- _What is needed_:
Show every line containing "text" by copying it.

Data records
***
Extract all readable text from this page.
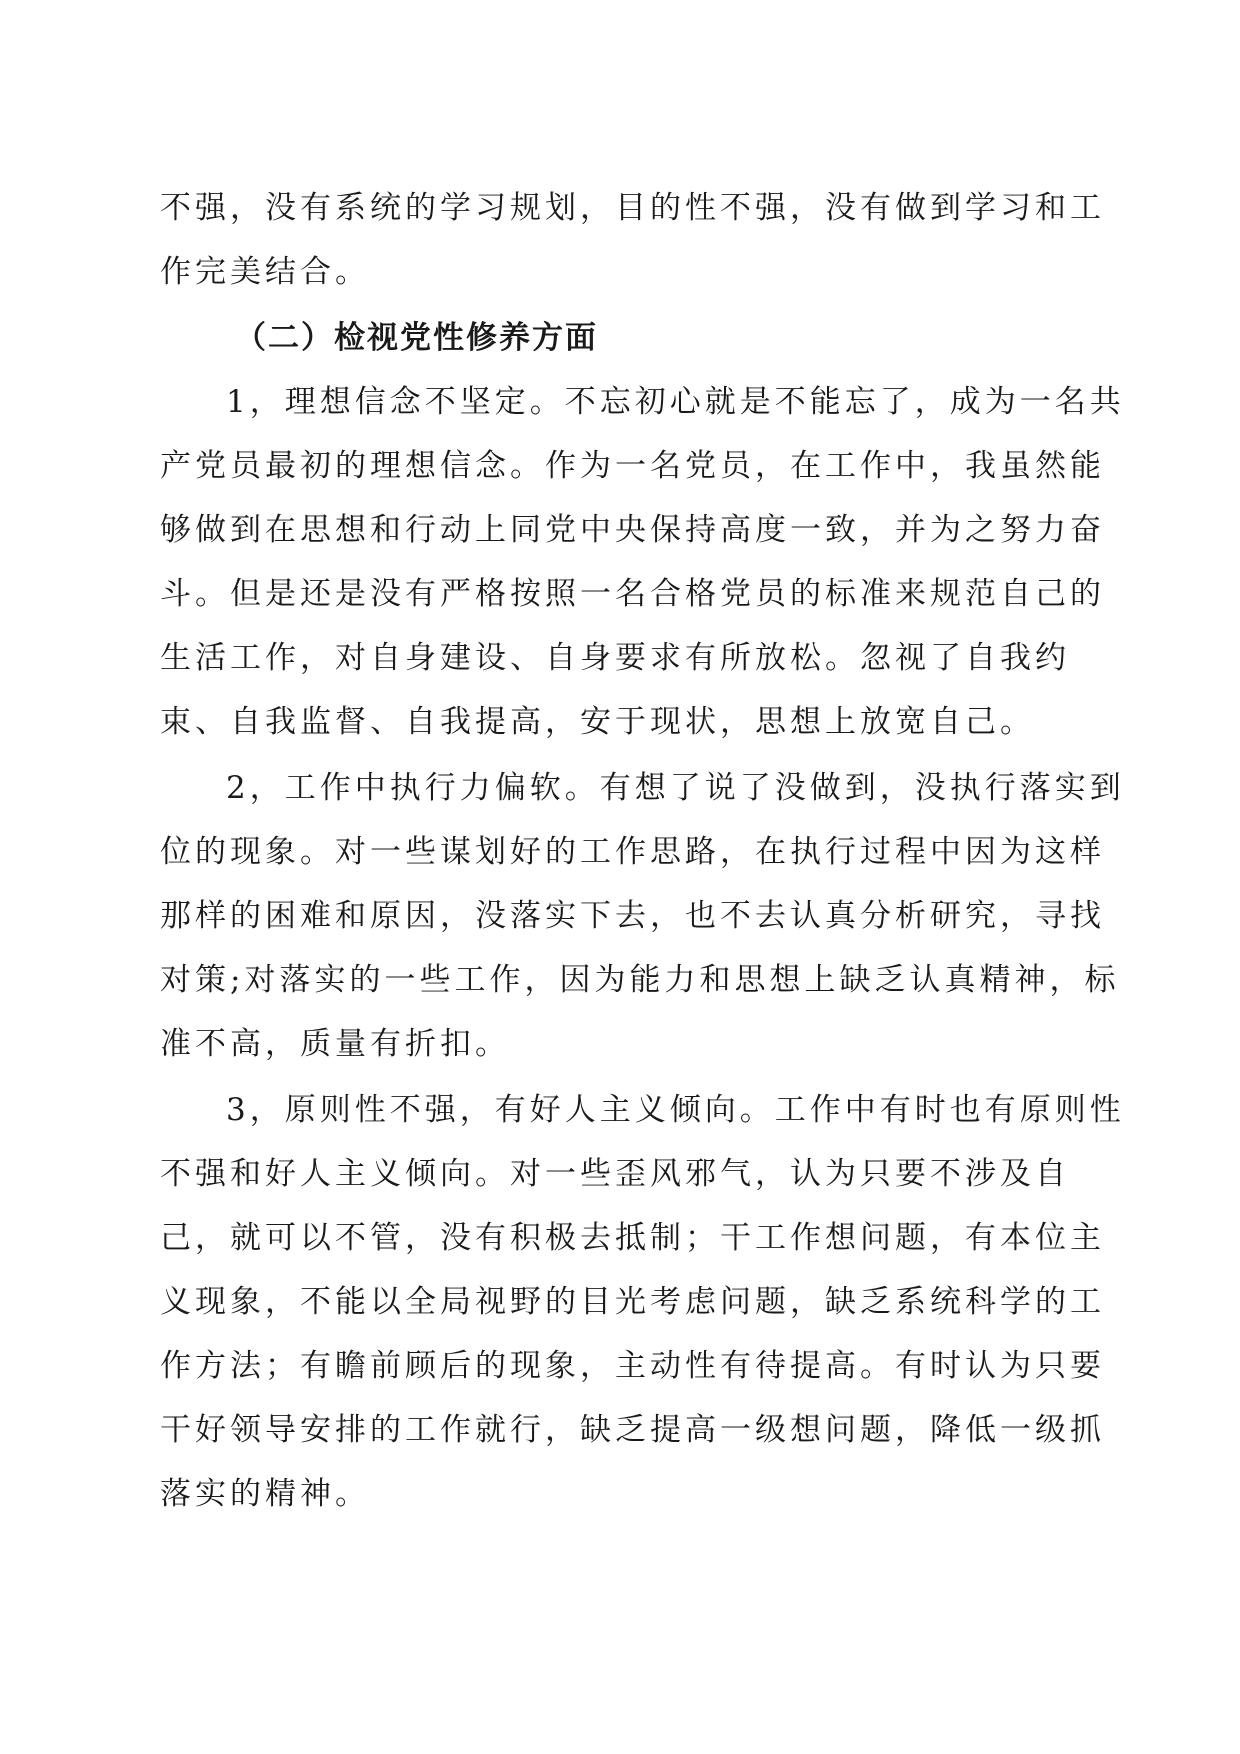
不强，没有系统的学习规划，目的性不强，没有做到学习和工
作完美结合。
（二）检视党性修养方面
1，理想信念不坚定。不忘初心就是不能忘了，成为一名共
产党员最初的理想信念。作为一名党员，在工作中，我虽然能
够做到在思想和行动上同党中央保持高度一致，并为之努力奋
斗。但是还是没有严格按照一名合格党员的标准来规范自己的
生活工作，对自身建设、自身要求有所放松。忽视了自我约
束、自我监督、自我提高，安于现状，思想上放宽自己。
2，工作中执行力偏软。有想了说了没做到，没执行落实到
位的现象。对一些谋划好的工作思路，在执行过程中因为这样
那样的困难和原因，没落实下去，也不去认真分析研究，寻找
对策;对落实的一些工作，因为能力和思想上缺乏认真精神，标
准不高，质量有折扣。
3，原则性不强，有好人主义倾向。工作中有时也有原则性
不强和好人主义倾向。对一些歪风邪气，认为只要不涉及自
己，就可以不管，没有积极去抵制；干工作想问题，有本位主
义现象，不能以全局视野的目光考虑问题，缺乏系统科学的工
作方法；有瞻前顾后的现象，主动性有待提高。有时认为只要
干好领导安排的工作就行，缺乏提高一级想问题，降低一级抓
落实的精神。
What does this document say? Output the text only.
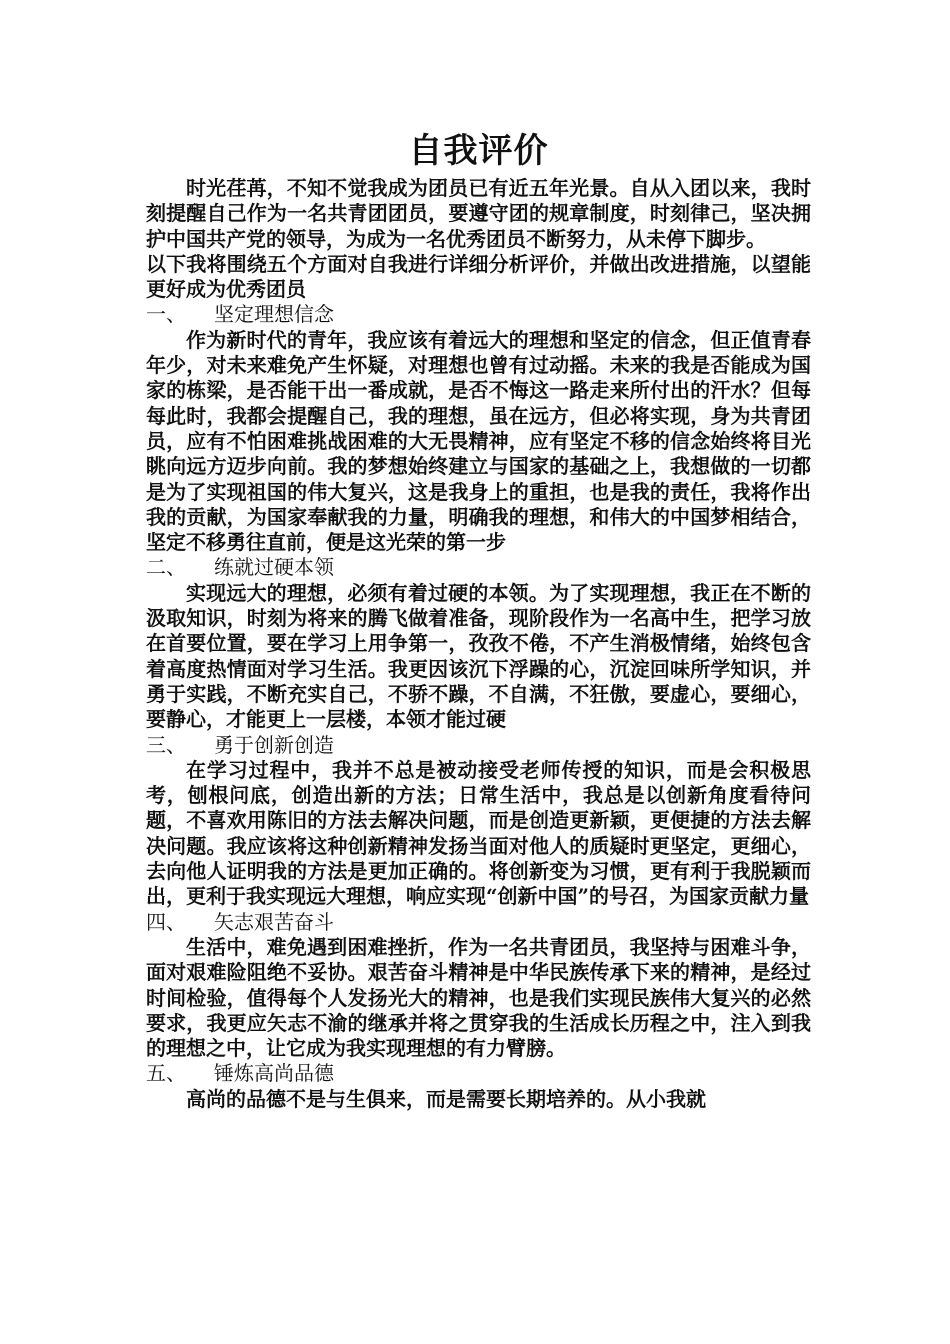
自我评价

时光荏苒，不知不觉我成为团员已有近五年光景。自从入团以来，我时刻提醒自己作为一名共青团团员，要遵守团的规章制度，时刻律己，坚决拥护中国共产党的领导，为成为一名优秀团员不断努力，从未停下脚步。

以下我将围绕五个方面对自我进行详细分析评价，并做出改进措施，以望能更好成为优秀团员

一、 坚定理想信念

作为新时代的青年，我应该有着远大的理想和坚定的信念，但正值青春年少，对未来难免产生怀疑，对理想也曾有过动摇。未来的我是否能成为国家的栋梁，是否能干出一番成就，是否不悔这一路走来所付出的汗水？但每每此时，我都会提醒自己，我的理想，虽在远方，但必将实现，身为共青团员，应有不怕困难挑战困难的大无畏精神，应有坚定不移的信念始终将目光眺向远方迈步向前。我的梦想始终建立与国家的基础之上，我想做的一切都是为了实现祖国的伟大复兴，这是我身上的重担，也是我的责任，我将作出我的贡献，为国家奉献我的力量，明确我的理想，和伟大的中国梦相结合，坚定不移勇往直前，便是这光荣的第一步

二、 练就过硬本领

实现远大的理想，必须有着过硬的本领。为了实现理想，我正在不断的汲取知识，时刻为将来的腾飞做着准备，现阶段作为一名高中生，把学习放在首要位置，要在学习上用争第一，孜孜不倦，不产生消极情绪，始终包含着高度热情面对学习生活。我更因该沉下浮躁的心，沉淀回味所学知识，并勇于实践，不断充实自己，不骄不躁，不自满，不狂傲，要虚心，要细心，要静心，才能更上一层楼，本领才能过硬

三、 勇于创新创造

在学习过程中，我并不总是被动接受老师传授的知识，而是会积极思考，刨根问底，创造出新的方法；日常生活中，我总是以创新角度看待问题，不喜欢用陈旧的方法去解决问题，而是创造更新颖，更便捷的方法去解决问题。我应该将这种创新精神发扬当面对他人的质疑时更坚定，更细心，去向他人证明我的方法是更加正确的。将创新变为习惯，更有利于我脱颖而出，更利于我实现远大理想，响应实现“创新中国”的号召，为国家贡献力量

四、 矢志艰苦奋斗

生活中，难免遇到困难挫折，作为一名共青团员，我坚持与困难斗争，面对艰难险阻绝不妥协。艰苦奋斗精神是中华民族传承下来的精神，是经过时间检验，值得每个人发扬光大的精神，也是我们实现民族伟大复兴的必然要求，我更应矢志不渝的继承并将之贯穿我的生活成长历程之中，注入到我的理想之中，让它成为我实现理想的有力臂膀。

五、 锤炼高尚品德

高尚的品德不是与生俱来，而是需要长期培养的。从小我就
***
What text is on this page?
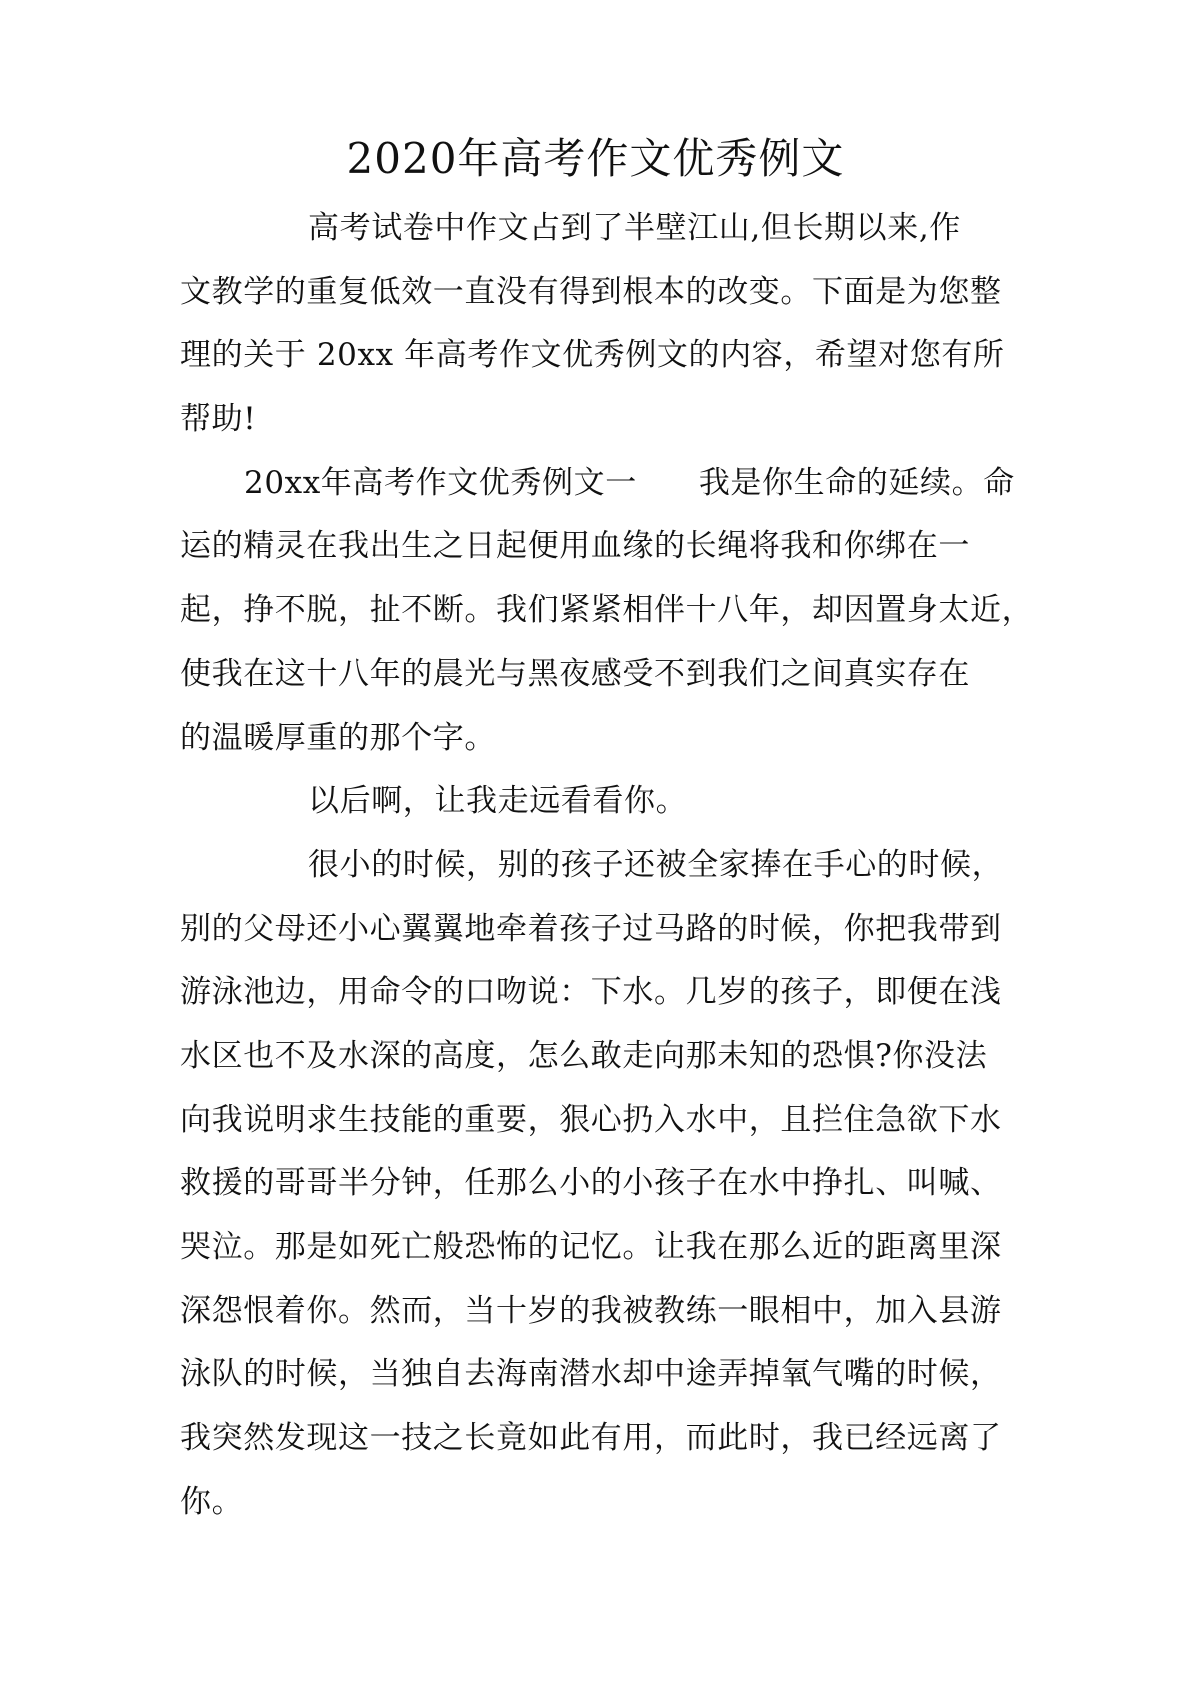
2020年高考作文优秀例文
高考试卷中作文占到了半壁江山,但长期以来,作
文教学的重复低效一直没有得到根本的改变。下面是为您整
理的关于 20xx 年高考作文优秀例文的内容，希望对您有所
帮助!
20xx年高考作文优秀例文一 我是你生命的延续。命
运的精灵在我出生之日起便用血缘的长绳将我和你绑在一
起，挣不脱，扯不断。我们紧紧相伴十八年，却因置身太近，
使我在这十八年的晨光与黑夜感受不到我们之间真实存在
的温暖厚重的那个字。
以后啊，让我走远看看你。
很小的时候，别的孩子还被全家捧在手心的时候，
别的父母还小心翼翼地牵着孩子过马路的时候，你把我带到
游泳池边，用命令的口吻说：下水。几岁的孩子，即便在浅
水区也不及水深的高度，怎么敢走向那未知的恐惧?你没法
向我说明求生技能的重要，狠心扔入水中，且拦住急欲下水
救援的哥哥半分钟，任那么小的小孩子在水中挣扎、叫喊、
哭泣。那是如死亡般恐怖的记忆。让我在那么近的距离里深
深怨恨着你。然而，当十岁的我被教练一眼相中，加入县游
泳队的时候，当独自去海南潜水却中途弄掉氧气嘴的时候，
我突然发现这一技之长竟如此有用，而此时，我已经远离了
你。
***
- _Answer for this exercise_:
Extract all readable text from this page.
What does this document say? Output the text only.
What text is on this page?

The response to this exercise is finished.